**Records shown:**

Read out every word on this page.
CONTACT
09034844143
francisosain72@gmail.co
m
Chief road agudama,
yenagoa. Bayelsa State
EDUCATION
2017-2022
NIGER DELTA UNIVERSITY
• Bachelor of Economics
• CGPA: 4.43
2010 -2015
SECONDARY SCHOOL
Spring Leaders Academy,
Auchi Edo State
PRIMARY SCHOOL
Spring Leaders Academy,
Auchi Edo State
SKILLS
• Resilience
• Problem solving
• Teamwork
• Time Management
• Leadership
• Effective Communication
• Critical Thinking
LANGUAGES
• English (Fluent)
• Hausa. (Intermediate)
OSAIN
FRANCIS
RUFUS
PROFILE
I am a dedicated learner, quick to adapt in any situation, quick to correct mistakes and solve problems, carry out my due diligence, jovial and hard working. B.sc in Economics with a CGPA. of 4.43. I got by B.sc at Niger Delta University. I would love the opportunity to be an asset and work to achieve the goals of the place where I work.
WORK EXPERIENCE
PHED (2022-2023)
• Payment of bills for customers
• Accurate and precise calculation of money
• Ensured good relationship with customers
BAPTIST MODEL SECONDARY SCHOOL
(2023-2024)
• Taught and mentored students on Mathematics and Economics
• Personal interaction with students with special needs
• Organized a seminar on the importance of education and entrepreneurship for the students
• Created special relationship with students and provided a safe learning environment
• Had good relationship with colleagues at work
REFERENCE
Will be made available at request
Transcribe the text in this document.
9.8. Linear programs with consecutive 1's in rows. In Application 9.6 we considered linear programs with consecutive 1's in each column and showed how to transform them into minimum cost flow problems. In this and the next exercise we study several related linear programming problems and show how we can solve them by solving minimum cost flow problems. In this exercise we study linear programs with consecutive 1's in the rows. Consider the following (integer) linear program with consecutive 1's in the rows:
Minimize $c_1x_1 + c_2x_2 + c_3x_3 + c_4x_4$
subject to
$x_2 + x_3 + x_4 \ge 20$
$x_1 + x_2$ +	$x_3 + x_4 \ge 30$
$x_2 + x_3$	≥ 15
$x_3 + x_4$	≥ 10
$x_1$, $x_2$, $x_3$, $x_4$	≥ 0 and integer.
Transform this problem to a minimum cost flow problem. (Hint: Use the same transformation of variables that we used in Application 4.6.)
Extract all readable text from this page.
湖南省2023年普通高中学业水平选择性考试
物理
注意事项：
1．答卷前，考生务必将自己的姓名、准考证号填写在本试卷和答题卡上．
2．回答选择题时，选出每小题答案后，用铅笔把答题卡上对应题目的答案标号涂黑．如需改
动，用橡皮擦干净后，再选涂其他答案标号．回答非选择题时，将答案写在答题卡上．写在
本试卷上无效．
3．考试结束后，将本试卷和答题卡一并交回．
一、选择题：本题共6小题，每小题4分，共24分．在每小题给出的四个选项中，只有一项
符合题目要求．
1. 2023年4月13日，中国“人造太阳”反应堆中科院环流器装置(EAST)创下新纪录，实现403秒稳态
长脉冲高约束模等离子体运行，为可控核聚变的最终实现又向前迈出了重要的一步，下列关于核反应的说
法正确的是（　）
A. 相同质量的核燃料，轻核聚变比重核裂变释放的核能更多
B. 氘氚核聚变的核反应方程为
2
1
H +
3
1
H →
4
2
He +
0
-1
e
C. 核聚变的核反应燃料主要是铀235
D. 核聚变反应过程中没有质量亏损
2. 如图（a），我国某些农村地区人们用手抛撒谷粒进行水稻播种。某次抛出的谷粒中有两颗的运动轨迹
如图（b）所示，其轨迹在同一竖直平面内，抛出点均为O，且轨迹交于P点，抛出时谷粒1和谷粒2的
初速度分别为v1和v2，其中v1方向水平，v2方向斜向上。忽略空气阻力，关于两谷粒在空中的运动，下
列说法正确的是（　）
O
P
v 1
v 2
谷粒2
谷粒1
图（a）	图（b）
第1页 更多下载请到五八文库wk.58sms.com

**Exercise description:** Determine how many lines include the word "CGPA" and report that number by itself.

**Written reply:** 2